**WHAT IS NEEDED**
Extract every line from the records below that contains the word "JSON".

Extracted data entries:
==*==
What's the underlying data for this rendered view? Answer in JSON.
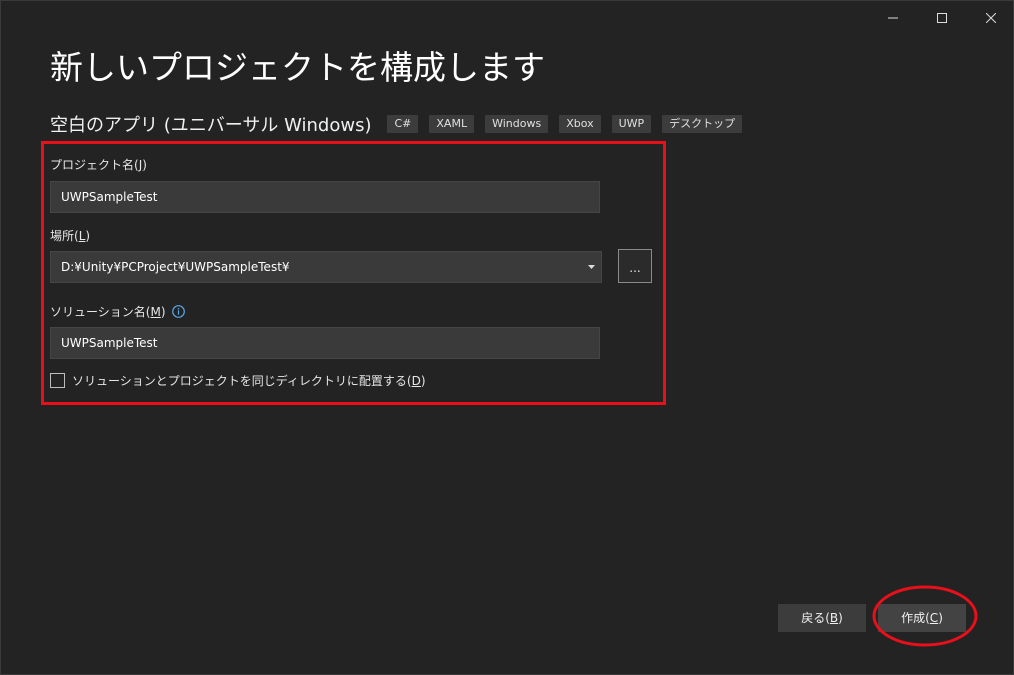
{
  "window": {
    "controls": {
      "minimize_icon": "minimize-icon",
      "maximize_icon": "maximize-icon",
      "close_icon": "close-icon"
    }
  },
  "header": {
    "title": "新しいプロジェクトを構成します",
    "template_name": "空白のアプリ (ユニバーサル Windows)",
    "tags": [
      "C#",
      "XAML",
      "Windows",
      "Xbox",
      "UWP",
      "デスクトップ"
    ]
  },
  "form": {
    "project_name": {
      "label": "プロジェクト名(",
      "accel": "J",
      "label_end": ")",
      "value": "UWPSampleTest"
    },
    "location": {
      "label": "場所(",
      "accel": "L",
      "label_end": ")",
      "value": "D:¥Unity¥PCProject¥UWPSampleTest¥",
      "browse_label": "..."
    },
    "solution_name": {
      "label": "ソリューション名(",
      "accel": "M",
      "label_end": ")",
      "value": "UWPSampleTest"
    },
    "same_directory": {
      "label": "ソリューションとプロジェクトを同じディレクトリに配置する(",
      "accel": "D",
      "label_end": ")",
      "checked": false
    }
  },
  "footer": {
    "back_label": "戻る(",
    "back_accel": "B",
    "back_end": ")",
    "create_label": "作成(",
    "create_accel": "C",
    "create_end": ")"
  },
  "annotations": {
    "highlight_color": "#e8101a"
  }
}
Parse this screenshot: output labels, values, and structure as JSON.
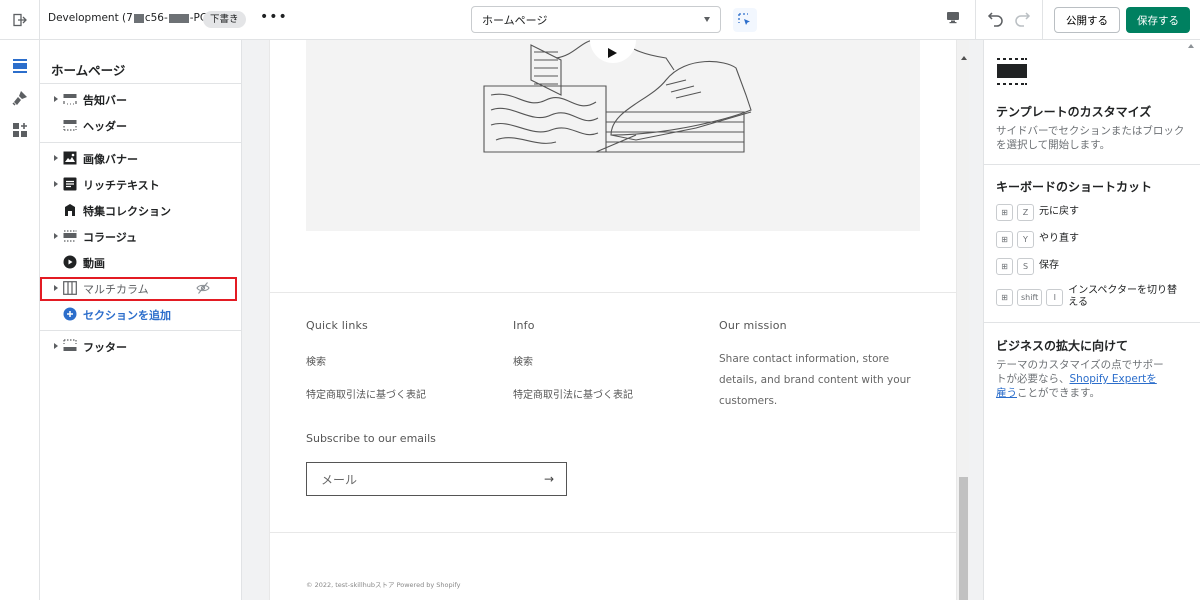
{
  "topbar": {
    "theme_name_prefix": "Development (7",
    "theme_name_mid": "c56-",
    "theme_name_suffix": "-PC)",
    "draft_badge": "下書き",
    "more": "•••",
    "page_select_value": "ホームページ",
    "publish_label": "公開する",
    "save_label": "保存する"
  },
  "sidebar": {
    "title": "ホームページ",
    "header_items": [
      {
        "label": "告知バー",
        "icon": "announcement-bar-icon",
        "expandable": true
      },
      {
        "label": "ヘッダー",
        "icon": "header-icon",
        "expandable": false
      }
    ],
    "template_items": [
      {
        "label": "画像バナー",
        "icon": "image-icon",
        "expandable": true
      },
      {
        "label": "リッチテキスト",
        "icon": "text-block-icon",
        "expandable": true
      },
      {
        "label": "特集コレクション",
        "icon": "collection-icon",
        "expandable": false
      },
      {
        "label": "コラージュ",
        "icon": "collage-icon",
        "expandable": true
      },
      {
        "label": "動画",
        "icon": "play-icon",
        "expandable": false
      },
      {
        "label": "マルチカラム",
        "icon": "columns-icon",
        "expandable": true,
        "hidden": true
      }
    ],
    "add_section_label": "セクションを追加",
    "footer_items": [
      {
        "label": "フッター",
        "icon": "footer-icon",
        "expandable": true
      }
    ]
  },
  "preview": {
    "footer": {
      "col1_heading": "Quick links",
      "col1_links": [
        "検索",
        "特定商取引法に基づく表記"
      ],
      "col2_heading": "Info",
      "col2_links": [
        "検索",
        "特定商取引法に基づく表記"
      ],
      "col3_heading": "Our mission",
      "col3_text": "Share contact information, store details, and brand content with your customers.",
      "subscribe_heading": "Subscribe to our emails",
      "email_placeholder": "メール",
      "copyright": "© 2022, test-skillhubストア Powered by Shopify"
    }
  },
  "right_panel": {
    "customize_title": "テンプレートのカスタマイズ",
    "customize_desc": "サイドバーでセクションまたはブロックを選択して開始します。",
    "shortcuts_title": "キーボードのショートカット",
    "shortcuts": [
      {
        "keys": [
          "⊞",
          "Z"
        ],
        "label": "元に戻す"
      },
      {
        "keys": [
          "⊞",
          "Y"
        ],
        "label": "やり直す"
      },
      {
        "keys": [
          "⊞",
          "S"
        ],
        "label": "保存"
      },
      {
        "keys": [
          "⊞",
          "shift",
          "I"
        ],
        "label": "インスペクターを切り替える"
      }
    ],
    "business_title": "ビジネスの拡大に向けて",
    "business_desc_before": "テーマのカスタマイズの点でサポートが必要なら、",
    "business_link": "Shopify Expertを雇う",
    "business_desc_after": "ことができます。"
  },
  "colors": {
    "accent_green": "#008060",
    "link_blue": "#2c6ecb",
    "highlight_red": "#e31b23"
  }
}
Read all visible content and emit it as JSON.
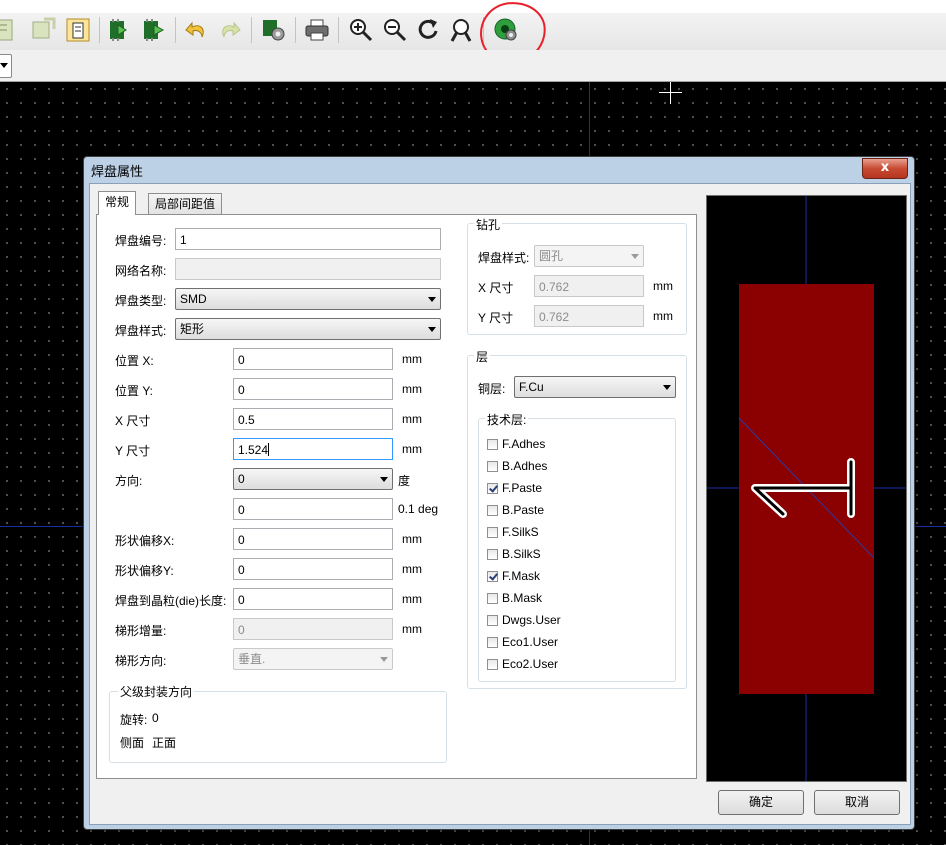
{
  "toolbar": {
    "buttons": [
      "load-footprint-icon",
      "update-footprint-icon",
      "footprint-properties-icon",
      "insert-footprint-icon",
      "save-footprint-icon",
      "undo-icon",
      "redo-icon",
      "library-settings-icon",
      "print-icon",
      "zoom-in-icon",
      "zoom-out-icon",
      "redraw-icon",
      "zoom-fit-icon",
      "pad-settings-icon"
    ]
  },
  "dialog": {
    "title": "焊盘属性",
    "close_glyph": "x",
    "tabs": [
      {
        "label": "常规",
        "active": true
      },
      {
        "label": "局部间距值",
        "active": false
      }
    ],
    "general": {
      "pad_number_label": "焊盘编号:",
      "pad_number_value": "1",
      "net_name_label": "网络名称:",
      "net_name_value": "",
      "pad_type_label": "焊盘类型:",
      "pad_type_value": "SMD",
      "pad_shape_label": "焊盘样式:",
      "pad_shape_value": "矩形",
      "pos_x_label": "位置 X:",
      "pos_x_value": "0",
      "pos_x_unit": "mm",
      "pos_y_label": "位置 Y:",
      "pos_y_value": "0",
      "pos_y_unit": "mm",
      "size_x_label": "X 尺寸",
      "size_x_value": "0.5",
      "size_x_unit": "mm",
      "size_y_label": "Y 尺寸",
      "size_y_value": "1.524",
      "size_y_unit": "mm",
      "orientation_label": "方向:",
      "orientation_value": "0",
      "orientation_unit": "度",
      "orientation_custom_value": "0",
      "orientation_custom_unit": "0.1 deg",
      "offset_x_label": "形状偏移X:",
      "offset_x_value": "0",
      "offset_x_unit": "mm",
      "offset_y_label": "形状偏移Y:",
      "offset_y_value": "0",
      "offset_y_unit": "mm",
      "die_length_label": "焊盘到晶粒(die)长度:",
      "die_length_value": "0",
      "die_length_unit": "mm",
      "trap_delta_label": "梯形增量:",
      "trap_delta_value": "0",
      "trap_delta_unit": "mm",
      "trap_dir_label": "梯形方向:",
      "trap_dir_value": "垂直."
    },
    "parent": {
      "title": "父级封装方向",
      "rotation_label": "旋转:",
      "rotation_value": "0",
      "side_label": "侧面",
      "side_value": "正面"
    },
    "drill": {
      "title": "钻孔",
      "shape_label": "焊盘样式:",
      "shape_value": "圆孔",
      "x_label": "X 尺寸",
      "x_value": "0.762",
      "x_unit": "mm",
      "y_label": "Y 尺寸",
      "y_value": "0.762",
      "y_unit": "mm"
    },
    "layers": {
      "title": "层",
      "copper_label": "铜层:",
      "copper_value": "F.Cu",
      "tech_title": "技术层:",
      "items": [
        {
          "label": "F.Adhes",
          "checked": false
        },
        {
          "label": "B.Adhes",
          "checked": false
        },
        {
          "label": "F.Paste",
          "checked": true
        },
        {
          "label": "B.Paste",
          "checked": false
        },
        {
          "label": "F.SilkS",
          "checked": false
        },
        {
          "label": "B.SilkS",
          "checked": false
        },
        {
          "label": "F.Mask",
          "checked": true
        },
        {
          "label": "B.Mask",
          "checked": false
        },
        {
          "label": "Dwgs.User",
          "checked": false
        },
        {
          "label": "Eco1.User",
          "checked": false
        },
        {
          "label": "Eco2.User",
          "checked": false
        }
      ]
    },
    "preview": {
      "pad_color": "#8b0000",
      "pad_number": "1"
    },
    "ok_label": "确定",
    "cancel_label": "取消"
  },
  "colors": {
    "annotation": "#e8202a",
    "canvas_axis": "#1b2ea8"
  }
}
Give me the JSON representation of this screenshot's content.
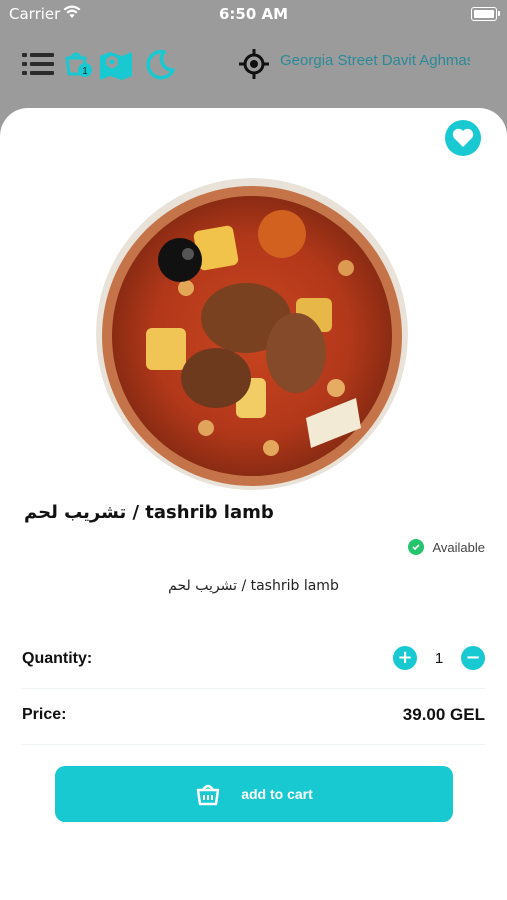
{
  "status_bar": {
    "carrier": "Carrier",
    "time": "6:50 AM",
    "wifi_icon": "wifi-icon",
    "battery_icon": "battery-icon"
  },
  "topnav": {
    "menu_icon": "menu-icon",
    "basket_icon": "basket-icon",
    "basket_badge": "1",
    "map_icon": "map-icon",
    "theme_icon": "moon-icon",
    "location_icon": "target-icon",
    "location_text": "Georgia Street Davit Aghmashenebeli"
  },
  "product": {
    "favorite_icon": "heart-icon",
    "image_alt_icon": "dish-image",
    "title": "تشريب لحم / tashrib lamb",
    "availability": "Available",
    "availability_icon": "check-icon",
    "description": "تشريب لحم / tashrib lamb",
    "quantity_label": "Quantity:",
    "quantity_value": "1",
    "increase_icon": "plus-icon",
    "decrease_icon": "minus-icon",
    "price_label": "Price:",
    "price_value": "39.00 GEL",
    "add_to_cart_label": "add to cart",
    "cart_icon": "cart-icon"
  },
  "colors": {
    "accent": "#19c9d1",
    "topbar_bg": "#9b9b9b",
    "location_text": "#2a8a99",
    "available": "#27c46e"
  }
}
==*==
**THE SOLUTION**
What's the underlying data for this rendered view? Answer in JSON.
Parse this screenshot: output labels, values, and structure as JSON.
Read all visible content and emit it as JSON.
Give me the JSON representation of this screenshot's content.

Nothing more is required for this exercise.